THE REQUEST
Go through the records underneath and write each one out again exactly.
## Start SOURCE RECORDS
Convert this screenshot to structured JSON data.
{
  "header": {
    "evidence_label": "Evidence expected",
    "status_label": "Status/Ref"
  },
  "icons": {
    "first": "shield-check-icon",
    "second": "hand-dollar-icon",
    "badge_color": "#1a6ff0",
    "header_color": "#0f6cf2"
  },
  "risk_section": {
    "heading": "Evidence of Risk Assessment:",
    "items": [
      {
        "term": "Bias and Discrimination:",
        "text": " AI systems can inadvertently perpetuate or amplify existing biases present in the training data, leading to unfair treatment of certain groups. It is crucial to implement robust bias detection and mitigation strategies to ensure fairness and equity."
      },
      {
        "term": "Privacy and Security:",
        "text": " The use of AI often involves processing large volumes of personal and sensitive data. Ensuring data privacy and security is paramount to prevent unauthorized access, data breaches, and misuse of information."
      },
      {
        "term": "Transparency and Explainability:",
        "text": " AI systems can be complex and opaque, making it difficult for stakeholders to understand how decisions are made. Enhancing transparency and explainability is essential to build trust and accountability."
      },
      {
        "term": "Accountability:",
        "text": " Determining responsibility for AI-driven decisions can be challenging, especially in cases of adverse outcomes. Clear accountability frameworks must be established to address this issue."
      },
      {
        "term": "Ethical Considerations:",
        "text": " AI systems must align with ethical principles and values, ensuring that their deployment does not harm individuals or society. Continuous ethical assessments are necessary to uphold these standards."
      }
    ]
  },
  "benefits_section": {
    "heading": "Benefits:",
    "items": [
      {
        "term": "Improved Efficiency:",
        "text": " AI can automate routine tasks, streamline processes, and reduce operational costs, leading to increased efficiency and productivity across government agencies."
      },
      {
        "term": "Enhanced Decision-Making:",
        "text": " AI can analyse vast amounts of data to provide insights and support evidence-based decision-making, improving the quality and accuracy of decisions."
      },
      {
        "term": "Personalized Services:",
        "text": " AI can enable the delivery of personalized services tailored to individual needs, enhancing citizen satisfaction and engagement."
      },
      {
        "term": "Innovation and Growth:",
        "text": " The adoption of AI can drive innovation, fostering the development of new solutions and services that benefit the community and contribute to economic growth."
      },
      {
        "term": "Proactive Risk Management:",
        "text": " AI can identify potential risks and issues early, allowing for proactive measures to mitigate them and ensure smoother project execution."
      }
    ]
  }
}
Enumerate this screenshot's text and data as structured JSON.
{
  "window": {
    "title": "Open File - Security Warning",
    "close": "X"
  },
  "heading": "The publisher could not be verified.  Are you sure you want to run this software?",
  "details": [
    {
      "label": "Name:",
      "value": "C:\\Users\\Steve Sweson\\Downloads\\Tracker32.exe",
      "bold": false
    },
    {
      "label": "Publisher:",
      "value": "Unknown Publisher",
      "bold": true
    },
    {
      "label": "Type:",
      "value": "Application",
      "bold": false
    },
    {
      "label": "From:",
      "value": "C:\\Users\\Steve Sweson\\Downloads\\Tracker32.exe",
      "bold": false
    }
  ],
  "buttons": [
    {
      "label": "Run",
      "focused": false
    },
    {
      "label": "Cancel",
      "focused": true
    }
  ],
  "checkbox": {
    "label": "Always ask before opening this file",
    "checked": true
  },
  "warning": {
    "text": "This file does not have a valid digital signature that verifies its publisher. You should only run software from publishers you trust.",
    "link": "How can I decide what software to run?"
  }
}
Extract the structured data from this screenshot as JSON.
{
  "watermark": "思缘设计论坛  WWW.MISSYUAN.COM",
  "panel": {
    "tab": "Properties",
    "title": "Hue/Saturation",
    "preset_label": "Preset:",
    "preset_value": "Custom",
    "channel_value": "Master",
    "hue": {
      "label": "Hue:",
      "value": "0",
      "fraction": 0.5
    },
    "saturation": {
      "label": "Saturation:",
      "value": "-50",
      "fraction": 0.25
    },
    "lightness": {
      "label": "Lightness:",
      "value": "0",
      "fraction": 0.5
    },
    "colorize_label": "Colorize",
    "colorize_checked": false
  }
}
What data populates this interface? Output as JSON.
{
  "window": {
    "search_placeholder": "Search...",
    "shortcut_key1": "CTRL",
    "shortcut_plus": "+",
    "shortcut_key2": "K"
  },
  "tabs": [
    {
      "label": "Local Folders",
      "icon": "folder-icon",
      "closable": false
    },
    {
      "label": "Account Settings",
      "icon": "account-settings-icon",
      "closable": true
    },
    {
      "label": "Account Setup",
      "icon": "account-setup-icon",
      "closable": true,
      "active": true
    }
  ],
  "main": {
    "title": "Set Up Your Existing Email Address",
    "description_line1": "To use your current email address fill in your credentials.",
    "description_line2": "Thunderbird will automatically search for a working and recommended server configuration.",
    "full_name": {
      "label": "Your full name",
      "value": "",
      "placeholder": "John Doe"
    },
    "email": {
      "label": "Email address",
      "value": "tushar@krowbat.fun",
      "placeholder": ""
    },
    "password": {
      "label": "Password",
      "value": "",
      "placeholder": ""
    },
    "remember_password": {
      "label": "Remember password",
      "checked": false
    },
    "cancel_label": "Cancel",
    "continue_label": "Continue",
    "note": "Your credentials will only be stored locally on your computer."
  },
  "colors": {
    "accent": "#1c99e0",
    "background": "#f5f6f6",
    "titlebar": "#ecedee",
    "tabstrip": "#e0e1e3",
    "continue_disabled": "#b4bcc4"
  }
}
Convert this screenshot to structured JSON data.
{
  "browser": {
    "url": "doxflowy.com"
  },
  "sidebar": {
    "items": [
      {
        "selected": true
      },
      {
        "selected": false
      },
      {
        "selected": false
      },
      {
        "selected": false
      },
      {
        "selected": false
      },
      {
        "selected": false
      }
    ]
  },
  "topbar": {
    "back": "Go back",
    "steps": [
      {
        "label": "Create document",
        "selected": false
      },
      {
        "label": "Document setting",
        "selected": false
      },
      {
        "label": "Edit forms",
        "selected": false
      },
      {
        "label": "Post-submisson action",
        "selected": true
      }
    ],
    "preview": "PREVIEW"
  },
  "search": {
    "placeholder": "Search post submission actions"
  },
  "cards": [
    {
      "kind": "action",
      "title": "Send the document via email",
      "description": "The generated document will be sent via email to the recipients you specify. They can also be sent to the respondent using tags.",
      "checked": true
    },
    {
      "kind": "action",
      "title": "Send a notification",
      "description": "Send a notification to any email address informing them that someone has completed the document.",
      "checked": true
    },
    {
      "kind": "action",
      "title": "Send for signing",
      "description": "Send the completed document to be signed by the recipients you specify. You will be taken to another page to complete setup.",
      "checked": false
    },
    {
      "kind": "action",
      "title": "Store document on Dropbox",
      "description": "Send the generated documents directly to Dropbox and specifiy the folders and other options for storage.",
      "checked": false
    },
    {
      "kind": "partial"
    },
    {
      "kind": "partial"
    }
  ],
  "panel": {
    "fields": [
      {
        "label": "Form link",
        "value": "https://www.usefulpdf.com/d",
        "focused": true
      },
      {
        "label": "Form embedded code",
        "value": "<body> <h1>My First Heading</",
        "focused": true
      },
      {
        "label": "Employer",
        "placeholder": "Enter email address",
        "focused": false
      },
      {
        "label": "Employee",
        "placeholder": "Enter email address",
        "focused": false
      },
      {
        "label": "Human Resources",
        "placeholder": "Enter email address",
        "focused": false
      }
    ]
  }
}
## End SOURCE RECORDS
RESULT OF THE EXERCISE
Convert this screenshot to structured JSON data.
{
  "header": {
    "evidence_label": "Evidence expected",
    "status_label": "Status/Ref"
  },
  "icons": {
    "first": "shield-check-icon",
    "second": "hand-dollar-icon",
    "badge_color": "#1a6ff0",
    "header_color": "#0f6cf2"
  },
  "risk_section": {
    "heading": "Evidence of Risk Assessment:",
    "items": [
      {
        "term": "Bias and Discrimination:",
        "text": " AI systems can inadvertently perpetuate or amplify existing biases present in the training data, leading to unfair treatment of certain groups. It is crucial to implement robust bias detection and mitigation strategies to ensure fairness and equity."
      },
      {
        "term": "Privacy and Security:",
        "text": " The use of AI often involves processing large volumes of personal and sensitive data. Ensuring data privacy and security is paramount to prevent unauthorized access, data breaches, and misuse of information."
      },
      {
        "term": "Transparency and Explainability:",
        "text": " AI systems can be complex and opaque, making it difficult for stakeholders to understand how decisions are made. Enhancing transparency and explainability is essential to build trust and accountability."
      },
      {
        "term": "Accountability:",
        "text": " Determining responsibility for AI-driven decisions can be challenging, especially in cases of adverse outcomes. Clear accountability frameworks must be established to address this issue."
      },
      {
        "term": "Ethical Considerations:",
        "text": " AI systems must align with ethical principles and values, ensuring that their deployment does not harm individuals or society. Continuous ethical assessments are necessary to uphold these standards."
      }
    ]
  },
  "benefits_section": {
    "heading": "Benefits:",
    "items": [
      {
        "term": "Improved Efficiency:",
        "text": " AI can automate routine tasks, streamline processes, and reduce operational costs, leading to increased efficiency and productivity across government agencies."
      },
      {
        "term": "Enhanced Decision-Making:",
        "text": " AI can analyse vast amounts of data to provide insights and support evidence-based decision-making, improving the quality and accuracy of decisions."
      },
      {
        "term": "Personalized Services:",
        "text": " AI can enable the delivery of personalized services tailored to individual needs, enhancing citizen satisfaction and engagement."
      },
      {
        "term": "Innovation and Growth:",
        "text": " The adoption of AI can drive innovation, fostering the development of new solutions and services that benefit the community and contribute to economic growth."
      },
      {
        "term": "Proactive Risk Management:",
        "text": " AI can identify potential risks and issues early, allowing for proactive measures to mitigate them and ensure smoother project execution."
      }
    ]
  }
}
Enumerate this screenshot's text and data as structured JSON.
{
  "window": {
    "title": "Open File - Security Warning",
    "close": "X"
  },
  "heading": "The publisher could not be verified.  Are you sure you want to run this software?",
  "details": [
    {
      "label": "Name:",
      "value": "C:\\Users\\Steve Sweson\\Downloads\\Tracker32.exe",
      "bold": false
    },
    {
      "label": "Publisher:",
      "value": "Unknown Publisher",
      "bold": true
    },
    {
      "label": "Type:",
      "value": "Application",
      "bold": false
    },
    {
      "label": "From:",
      "value": "C:\\Users\\Steve Sweson\\Downloads\\Tracker32.exe",
      "bold": false
    }
  ],
  "buttons": [
    {
      "label": "Run",
      "focused": false
    },
    {
      "label": "Cancel",
      "focused": true
    }
  ],
  "checkbox": {
    "label": "Always ask before opening this file",
    "checked": true
  },
  "warning": {
    "text": "This file does not have a valid digital signature that verifies its publisher. You should only run software from publishers you trust.",
    "link": "How can I decide what software to run?"
  }
}
Extract the structured data from this screenshot as JSON.
{
  "watermark": "思缘设计论坛  WWW.MISSYUAN.COM",
  "panel": {
    "tab": "Properties",
    "title": "Hue/Saturation",
    "preset_label": "Preset:",
    "preset_value": "Custom",
    "channel_value": "Master",
    "hue": {
      "label": "Hue:",
      "value": "0",
      "fraction": 0.5
    },
    "saturation": {
      "label": "Saturation:",
      "value": "-50",
      "fraction": 0.25
    },
    "lightness": {
      "label": "Lightness:",
      "value": "0",
      "fraction": 0.5
    },
    "colorize_label": "Colorize",
    "colorize_checked": false
  }
}
What data populates this interface? Output as JSON.
{
  "window": {
    "search_placeholder": "Search...",
    "shortcut_key1": "CTRL",
    "shortcut_plus": "+",
    "shortcut_key2": "K"
  },
  "tabs": [
    {
      "label": "Local Folders",
      "icon": "folder-icon",
      "closable": false
    },
    {
      "label": "Account Settings",
      "icon": "account-settings-icon",
      "closable": true
    },
    {
      "label": "Account Setup",
      "icon": "account-setup-icon",
      "closable": true,
      "active": true
    }
  ],
  "main": {
    "title": "Set Up Your Existing Email Address",
    "description_line1": "To use your current email address fill in your credentials.",
    "description_line2": "Thunderbird will automatically search for a working and recommended server configuration.",
    "full_name": {
      "label": "Your full name",
      "value": "",
      "placeholder": "John Doe"
    },
    "email": {
      "label": "Email address",
      "value": "tushar@krowbat.fun",
      "placeholder": ""
    },
    "password": {
      "label": "Password",
      "value": "",
      "placeholder": ""
    },
    "remember_password": {
      "label": "Remember password",
      "checked": false
    },
    "cancel_label": "Cancel",
    "continue_label": "Continue",
    "note": "Your credentials will only be stored locally on your computer."
  },
  "colors": {
    "accent": "#1c99e0",
    "background": "#f5f6f6",
    "titlebar": "#ecedee",
    "tabstrip": "#e0e1e3",
    "continue_disabled": "#b4bcc4"
  }
}
Convert this screenshot to structured JSON data.
{
  "browser": {
    "url": "doxflowy.com"
  },
  "sidebar": {
    "items": [
      {
        "selected": true
      },
      {
        "selected": false
      },
      {
        "selected": false
      },
      {
        "selected": false
      },
      {
        "selected": false
      },
      {
        "selected": false
      }
    ]
  },
  "topbar": {
    "back": "Go back",
    "steps": [
      {
        "label": "Create document",
        "selected": false
      },
      {
        "label": "Document setting",
        "selected": false
      },
      {
        "label": "Edit forms",
        "selected": false
      },
      {
        "label": "Post-submisson action",
        "selected": true
      }
    ],
    "preview": "PREVIEW"
  },
  "search": {
    "placeholder": "Search post submission actions"
  },
  "cards": [
    {
      "kind": "action",
      "title": "Send the document via email",
      "description": "The generated document will be sent via email to the recipients you specify. They can also be sent to the respondent using tags.",
      "checked": true
    },
    {
      "kind": "action",
      "title": "Send a notification",
      "description": "Send a notification to any email address informing them that someone has completed the document.",
      "checked": true
    },
    {
      "kind": "action",
      "title": "Send for signing",
      "description": "Send the completed document to be signed by the recipients you specify. You will be taken to another page to complete setup.",
      "checked": false
    },
    {
      "kind": "action",
      "title": "Store document on Dropbox",
      "description": "Send the generated documents directly to Dropbox and specifiy the folders and other options for storage.",
      "checked": false
    },
    {
      "kind": "partial"
    },
    {
      "kind": "partial"
    }
  ],
  "panel": {
    "fields": [
      {
        "label": "Form link",
        "value": "https://www.usefulpdf.com/d",
        "focused": true
      },
      {
        "label": "Form embedded code",
        "value": "<body> <h1>My First Heading</",
        "focused": true
      },
      {
        "label": "Employer",
        "placeholder": "Enter email address",
        "focused": false
      },
      {
        "label": "Employee",
        "placeholder": "Enter email address",
        "focused": false
      },
      {
        "label": "Human Resources",
        "placeholder": "Enter email address",
        "focused": false
      }
    ]
  }
}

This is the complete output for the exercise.